__WHAT IS NEEDED__.
Exclude the pictures and reproduce the remaining data exactly as written.
>> begin INFORMATION SHOWN
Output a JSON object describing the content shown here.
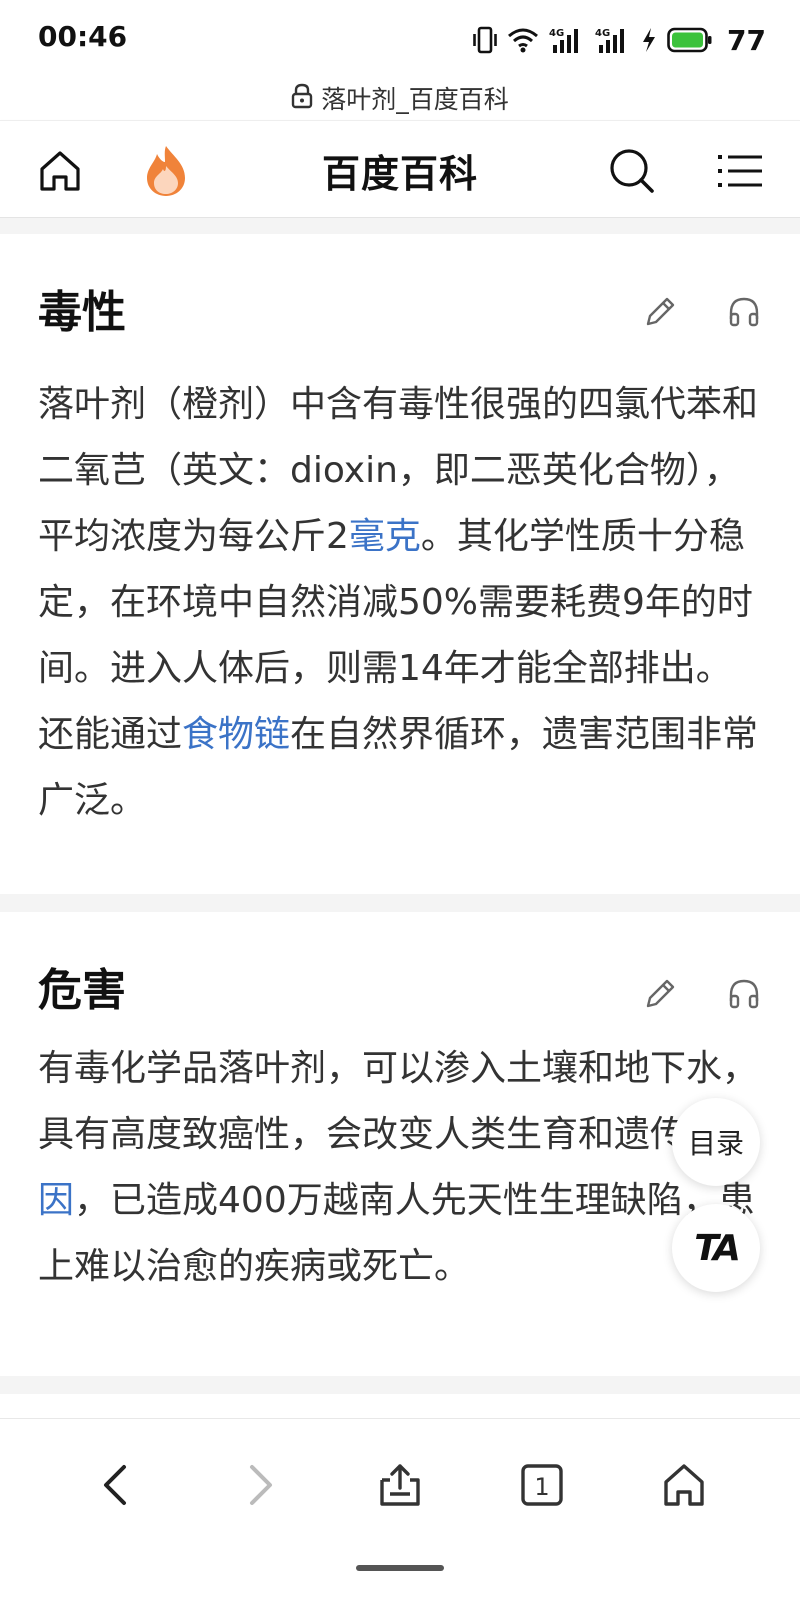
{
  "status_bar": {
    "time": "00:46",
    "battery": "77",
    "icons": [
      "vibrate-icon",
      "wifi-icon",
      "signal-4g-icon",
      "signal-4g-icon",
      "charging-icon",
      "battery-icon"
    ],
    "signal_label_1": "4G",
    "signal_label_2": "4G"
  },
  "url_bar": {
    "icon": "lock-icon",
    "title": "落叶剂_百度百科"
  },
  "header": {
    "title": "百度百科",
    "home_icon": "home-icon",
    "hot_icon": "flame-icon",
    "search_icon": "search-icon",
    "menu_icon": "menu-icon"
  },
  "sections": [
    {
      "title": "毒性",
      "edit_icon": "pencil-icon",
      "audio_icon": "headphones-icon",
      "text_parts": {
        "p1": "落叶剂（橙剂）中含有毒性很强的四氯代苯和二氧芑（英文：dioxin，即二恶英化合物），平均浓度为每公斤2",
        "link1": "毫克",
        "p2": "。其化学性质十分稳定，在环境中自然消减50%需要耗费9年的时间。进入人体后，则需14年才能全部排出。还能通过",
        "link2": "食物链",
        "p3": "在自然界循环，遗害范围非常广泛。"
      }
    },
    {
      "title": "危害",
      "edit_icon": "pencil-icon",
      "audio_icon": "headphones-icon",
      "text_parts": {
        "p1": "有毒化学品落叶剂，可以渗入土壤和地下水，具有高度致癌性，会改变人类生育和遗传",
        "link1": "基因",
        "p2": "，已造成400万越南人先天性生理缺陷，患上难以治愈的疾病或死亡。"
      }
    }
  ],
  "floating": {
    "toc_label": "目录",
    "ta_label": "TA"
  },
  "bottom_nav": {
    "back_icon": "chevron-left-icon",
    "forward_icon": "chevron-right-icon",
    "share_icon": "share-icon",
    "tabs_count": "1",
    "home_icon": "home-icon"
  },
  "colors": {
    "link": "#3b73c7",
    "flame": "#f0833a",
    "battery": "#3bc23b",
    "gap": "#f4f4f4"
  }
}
>> end INFORMATION SHOWN
__RESULT FOR THIS EXERCISE__.
Output a JSON object describing the content shown here.
{
  "status_bar": {
    "time": "00:46",
    "battery": "77",
    "icons": [
      "vibrate-icon",
      "wifi-icon",
      "signal-4g-icon",
      "signal-4g-icon",
      "charging-icon",
      "battery-icon"
    ],
    "signal_label_1": "4G",
    "signal_label_2": "4G"
  },
  "url_bar": {
    "icon": "lock-icon",
    "title": "落叶剂_百度百科"
  },
  "header": {
    "title": "百度百科",
    "home_icon": "home-icon",
    "hot_icon": "flame-icon",
    "search_icon": "search-icon",
    "menu_icon": "menu-icon"
  },
  "sections": [
    {
      "title": "毒性",
      "edit_icon": "pencil-icon",
      "audio_icon": "headphones-icon",
      "text_parts": {
        "p1": "落叶剂（橙剂）中含有毒性很强的四氯代苯和二氧芑（英文：dioxin，即二恶英化合物），平均浓度为每公斤2",
        "link1": "毫克",
        "p2": "。其化学性质十分稳定，在环境中自然消减50%需要耗费9年的时间。进入人体后，则需14年才能全部排出。还能通过",
        "link2": "食物链",
        "p3": "在自然界循环，遗害范围非常广泛。"
      }
    },
    {
      "title": "危害",
      "edit_icon": "pencil-icon",
      "audio_icon": "headphones-icon",
      "text_parts": {
        "p1": "有毒化学品落叶剂，可以渗入土壤和地下水，具有高度致癌性，会改变人类生育和遗传",
        "link1": "基因",
        "p2": "，已造成400万越南人先天性生理缺陷，患上难以治愈的疾病或死亡。"
      }
    }
  ],
  "floating": {
    "toc_label": "目录",
    "ta_label": "TA"
  },
  "bottom_nav": {
    "back_icon": "chevron-left-icon",
    "forward_icon": "chevron-right-icon",
    "share_icon": "share-icon",
    "tabs_count": "1",
    "home_icon": "home-icon"
  },
  "colors": {
    "link": "#3b73c7",
    "flame": "#f0833a",
    "battery": "#3bc23b",
    "gap": "#f4f4f4"
  }
}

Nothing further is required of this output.